→ **EXERCISE TASK**
In the data below, find every line with the string "Phone" and pull it out.

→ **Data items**
──────────────────────────────

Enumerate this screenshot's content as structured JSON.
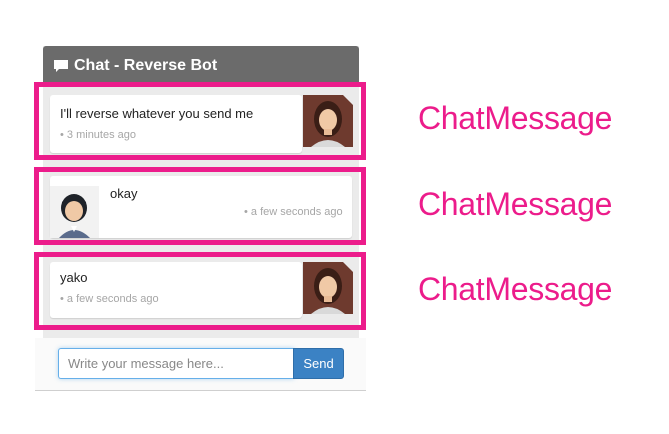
{
  "header": {
    "title": "Chat - Reverse Bot",
    "icon": "chat-bubble-icon"
  },
  "messages": [
    {
      "text": "I'll reverse whatever you send me",
      "time": "• 3 minutes ago",
      "sender": "bot",
      "avatar": "woman-avatar-icon"
    },
    {
      "text": "okay",
      "time": "• a few seconds ago",
      "sender": "user",
      "avatar": "man-avatar-icon"
    },
    {
      "text": "yako",
      "time": "• a few seconds ago",
      "sender": "bot",
      "avatar": "woman-avatar-icon"
    }
  ],
  "annotations": [
    "ChatMessage",
    "ChatMessage",
    "ChatMessage"
  ],
  "composer": {
    "placeholder": "Write your message here...",
    "value": "",
    "send_label": "Send"
  },
  "colors": {
    "highlight": "#ec1c8b",
    "header": "#6b6b6b",
    "send_button": "#3b82c4"
  }
}
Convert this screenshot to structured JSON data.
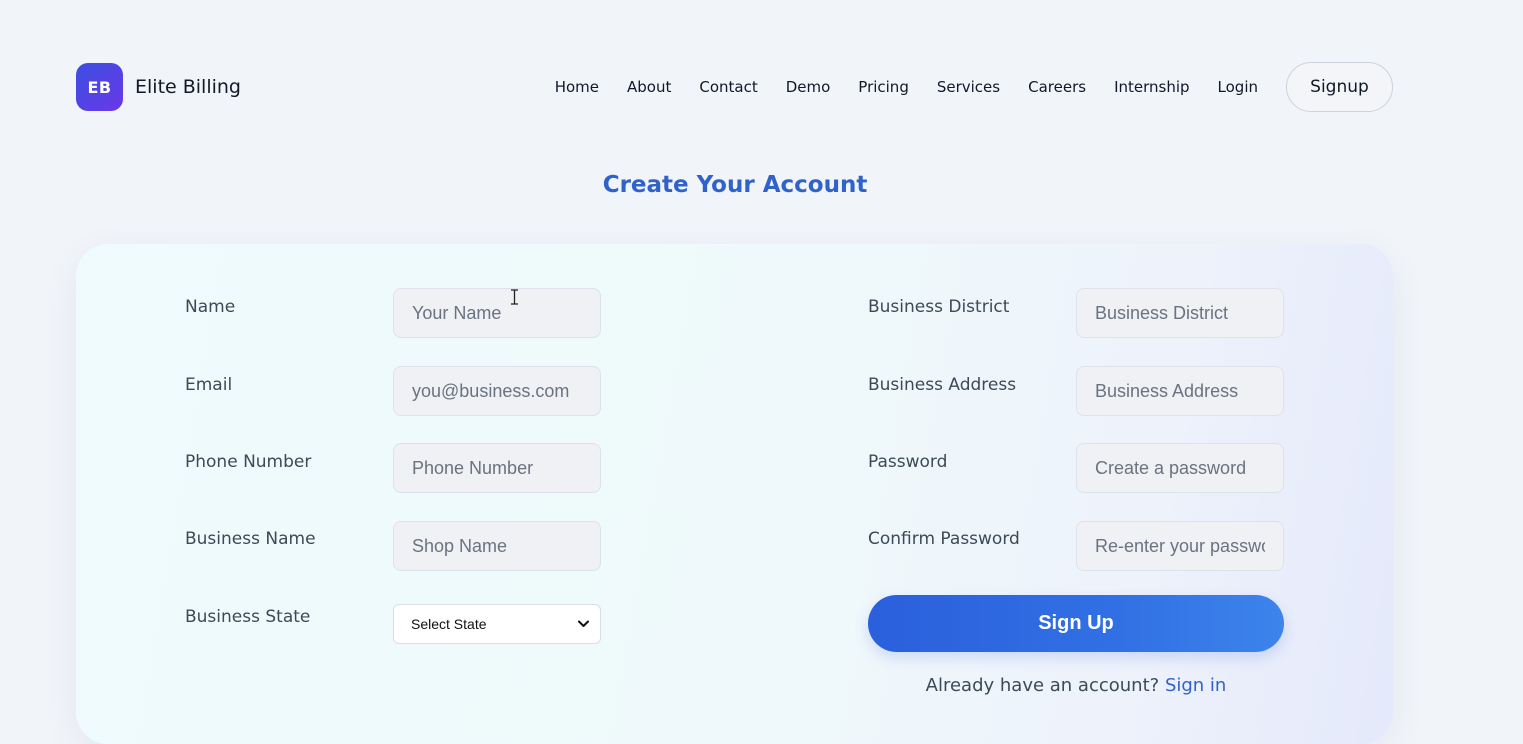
{
  "brand": {
    "badge": "EB",
    "name": "Elite Billing"
  },
  "nav": {
    "items": [
      "Home",
      "About",
      "Contact",
      "Demo",
      "Pricing",
      "Services",
      "Careers",
      "Internship",
      "Login"
    ],
    "signup_label": "Signup"
  },
  "page_title": "Create Your Account",
  "form": {
    "left": [
      {
        "label": "Name",
        "placeholder": "Your Name"
      },
      {
        "label": "Email",
        "placeholder": "you@business.com"
      },
      {
        "label": "Phone Number",
        "placeholder": "Phone Number"
      },
      {
        "label": "Business Name",
        "placeholder": "Shop Name"
      }
    ],
    "state": {
      "label": "Business State",
      "selected": "Select State"
    },
    "right": [
      {
        "label": "Business District",
        "placeholder": "Business District"
      },
      {
        "label": "Business Address",
        "placeholder": "Business Address"
      },
      {
        "label": "Password",
        "placeholder": "Create a password"
      },
      {
        "label": "Confirm Password",
        "placeholder": "Re-enter your password"
      }
    ],
    "submit_label": "Sign Up",
    "signin_prompt": "Already have an account?",
    "signin_link": "Sign in"
  },
  "colors": {
    "accent": "#2f63c9",
    "button": "#2b5fdc",
    "background": "#f1f4f9"
  }
}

──────────────────────────────

→ **EXERCISE RESULT**
        "label": "Phone Number",
        "placeholder": "Phone Number"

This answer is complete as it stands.